-- Recorded data start --

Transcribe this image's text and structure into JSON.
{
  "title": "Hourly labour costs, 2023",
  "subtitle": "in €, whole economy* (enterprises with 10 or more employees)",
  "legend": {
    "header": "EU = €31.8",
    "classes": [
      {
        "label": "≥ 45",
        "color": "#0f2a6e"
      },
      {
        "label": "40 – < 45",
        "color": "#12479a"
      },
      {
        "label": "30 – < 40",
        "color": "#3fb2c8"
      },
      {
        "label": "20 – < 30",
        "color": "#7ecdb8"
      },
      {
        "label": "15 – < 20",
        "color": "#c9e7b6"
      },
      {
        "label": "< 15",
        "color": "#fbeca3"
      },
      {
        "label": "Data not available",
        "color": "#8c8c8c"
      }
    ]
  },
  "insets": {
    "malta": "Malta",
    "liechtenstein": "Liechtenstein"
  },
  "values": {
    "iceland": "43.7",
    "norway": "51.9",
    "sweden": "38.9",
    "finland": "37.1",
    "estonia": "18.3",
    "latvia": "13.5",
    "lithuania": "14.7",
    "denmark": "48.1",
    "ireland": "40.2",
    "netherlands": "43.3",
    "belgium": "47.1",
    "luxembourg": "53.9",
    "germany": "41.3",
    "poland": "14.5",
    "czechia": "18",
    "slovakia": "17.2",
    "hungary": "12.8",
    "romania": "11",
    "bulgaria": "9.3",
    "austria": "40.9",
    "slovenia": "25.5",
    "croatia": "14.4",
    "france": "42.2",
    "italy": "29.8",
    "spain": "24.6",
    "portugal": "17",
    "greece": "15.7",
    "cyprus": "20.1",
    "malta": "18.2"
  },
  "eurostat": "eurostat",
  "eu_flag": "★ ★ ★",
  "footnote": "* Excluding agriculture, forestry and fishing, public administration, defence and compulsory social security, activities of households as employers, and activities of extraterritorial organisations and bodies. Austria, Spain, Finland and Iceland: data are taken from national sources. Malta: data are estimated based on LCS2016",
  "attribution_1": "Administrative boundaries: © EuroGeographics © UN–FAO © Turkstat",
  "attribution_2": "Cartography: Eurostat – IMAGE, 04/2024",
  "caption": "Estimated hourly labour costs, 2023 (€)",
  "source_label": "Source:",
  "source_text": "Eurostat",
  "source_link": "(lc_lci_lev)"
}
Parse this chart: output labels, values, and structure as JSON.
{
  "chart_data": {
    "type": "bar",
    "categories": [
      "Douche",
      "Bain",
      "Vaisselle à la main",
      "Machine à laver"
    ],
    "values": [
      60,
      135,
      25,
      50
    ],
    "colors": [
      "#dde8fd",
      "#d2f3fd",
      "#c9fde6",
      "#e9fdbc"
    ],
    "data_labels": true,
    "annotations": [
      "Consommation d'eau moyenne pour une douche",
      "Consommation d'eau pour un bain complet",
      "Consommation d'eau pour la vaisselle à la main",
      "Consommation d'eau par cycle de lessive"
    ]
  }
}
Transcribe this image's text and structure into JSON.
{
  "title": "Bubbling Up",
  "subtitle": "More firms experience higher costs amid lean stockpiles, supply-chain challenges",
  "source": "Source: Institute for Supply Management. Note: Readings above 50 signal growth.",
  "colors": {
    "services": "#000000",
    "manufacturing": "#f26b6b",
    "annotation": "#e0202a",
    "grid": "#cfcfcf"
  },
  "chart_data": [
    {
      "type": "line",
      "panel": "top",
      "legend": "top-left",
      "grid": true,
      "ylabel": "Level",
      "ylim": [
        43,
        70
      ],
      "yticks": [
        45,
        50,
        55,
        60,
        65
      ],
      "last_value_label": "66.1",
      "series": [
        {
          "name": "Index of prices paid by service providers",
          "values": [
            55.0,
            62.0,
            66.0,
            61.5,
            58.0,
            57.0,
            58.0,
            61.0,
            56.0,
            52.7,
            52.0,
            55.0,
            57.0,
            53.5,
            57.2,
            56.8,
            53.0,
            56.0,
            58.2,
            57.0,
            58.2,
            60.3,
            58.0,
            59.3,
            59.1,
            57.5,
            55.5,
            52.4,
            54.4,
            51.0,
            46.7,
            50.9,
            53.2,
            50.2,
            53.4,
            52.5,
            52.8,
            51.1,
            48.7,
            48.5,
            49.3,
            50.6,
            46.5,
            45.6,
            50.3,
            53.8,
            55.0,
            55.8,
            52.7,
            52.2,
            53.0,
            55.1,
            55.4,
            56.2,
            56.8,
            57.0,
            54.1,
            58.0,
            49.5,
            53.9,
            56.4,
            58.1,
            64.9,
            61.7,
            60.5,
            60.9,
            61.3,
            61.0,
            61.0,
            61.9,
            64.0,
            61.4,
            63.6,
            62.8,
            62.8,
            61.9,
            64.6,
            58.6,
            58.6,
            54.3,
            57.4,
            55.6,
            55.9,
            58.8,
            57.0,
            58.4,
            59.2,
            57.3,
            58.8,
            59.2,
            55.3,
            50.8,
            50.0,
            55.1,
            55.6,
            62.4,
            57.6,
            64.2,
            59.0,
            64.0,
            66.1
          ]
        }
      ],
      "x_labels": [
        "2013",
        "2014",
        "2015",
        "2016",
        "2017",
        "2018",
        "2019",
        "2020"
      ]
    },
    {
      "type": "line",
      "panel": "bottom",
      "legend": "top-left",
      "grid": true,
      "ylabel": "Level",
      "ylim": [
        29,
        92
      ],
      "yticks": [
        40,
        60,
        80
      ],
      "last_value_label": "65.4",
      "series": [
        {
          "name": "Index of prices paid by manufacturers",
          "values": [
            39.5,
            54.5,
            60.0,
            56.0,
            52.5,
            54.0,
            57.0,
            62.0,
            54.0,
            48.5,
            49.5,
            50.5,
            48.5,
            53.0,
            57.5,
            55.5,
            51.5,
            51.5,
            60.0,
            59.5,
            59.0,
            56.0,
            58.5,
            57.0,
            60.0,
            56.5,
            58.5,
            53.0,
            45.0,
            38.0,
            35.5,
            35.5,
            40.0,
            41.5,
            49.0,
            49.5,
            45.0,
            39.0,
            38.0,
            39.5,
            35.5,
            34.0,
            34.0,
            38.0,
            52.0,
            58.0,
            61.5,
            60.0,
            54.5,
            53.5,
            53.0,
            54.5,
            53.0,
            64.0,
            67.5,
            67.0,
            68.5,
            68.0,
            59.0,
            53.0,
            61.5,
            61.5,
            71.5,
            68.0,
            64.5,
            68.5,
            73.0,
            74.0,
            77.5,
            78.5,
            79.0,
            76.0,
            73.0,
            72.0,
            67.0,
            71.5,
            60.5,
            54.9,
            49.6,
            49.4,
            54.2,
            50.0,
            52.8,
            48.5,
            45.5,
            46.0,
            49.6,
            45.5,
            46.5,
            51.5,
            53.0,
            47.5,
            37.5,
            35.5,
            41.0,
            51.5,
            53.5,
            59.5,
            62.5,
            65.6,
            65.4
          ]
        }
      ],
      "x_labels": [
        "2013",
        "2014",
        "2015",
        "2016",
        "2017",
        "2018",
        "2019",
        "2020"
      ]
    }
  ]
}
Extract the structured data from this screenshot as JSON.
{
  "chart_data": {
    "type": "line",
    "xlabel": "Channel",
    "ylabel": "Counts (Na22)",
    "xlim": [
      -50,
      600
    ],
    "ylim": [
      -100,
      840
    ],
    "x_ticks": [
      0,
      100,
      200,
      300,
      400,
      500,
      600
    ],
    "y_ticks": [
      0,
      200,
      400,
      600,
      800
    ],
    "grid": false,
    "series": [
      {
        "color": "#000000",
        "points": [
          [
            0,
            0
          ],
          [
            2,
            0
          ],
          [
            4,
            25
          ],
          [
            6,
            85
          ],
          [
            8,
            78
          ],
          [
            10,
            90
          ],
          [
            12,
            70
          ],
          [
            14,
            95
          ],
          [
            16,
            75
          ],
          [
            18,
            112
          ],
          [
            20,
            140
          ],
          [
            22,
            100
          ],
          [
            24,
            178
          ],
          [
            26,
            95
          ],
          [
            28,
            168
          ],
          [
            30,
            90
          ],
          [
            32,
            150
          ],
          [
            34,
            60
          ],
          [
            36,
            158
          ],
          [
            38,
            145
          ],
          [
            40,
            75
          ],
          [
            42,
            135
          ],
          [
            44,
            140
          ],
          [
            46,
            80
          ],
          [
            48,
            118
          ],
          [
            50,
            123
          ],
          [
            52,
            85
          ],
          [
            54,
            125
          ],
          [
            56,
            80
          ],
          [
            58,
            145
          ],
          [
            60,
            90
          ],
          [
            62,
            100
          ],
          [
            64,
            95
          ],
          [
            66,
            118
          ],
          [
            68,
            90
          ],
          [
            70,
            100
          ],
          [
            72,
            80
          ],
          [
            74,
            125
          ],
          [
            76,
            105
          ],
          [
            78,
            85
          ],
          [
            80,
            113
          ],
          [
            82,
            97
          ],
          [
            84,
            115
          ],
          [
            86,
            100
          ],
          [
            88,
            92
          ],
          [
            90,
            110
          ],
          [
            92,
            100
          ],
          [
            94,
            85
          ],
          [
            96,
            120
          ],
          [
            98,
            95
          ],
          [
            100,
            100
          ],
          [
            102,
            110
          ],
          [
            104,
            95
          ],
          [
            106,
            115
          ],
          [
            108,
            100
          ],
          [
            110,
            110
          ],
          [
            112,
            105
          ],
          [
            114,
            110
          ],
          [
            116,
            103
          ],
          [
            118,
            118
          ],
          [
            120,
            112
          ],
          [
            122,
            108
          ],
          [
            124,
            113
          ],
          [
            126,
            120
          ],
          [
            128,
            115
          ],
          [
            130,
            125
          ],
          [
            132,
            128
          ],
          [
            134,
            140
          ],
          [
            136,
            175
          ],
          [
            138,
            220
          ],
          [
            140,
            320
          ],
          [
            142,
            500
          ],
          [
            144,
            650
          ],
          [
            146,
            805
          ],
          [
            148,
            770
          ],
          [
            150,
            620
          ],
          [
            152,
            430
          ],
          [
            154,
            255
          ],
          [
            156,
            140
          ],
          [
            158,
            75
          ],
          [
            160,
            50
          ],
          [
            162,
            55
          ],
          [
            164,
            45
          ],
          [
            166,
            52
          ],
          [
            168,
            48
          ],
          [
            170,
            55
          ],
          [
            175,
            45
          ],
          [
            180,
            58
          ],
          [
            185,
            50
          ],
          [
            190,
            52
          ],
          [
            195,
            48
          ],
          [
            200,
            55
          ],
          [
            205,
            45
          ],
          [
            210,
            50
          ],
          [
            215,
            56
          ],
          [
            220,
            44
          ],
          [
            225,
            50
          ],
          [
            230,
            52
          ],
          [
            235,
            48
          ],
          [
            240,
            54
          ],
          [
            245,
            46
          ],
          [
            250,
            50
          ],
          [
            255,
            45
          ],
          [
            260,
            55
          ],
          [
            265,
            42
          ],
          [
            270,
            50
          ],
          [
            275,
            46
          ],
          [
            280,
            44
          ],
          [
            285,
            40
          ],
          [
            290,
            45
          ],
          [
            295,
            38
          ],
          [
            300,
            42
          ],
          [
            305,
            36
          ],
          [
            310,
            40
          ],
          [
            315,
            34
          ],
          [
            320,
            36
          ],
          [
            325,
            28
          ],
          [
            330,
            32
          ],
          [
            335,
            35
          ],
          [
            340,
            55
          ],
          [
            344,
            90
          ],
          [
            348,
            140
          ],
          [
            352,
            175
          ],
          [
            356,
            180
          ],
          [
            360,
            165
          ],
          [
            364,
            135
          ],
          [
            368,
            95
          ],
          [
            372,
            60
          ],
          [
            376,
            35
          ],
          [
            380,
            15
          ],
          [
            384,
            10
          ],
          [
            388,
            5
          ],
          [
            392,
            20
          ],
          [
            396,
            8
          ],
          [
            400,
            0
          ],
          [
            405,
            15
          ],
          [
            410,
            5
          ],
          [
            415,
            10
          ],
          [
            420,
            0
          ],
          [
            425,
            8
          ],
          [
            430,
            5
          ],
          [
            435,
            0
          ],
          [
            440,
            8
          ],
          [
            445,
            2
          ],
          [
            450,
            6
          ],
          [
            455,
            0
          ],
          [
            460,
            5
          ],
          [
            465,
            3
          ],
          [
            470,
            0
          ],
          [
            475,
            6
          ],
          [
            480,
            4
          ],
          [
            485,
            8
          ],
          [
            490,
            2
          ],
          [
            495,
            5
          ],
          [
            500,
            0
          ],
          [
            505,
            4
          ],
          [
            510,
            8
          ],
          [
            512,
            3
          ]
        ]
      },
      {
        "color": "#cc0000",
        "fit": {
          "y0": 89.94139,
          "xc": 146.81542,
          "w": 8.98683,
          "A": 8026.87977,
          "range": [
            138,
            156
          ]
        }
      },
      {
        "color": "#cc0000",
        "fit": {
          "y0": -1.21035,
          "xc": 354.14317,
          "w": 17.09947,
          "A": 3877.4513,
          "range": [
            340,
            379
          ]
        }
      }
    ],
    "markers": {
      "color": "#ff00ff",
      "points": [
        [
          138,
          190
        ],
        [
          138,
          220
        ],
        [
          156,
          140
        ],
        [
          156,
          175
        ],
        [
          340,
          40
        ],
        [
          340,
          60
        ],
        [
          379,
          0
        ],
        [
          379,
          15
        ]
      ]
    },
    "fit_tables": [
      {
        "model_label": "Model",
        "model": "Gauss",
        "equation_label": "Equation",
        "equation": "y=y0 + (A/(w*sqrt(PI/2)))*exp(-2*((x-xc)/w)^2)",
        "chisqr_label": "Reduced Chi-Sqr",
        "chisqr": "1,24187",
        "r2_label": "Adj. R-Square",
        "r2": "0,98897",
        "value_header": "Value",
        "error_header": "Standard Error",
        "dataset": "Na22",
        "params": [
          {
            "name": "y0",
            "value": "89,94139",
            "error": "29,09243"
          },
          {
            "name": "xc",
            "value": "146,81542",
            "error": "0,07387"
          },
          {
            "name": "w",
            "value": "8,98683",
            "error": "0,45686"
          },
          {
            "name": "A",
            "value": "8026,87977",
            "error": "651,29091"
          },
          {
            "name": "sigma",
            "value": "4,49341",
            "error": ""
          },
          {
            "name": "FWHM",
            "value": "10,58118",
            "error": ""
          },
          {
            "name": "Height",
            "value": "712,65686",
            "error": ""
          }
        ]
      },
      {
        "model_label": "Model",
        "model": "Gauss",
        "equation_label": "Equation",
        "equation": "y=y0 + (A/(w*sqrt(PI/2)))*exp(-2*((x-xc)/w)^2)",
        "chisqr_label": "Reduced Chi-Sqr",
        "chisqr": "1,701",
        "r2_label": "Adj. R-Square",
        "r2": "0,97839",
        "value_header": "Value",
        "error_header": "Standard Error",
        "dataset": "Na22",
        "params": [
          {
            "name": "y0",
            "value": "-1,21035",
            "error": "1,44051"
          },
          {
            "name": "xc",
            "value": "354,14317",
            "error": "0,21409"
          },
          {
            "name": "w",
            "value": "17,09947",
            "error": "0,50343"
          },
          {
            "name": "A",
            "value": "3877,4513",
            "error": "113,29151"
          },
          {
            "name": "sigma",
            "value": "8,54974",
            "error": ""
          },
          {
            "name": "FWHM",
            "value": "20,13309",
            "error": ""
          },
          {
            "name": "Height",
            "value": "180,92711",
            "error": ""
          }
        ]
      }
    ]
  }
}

-- Recorded data end --

* **Objective**
Scan the lines above for "paid", then copy every one that has it.

* **Correct answer**
          "name": "Index of prices paid by service providers",
          "name": "Index of prices paid by manufacturers",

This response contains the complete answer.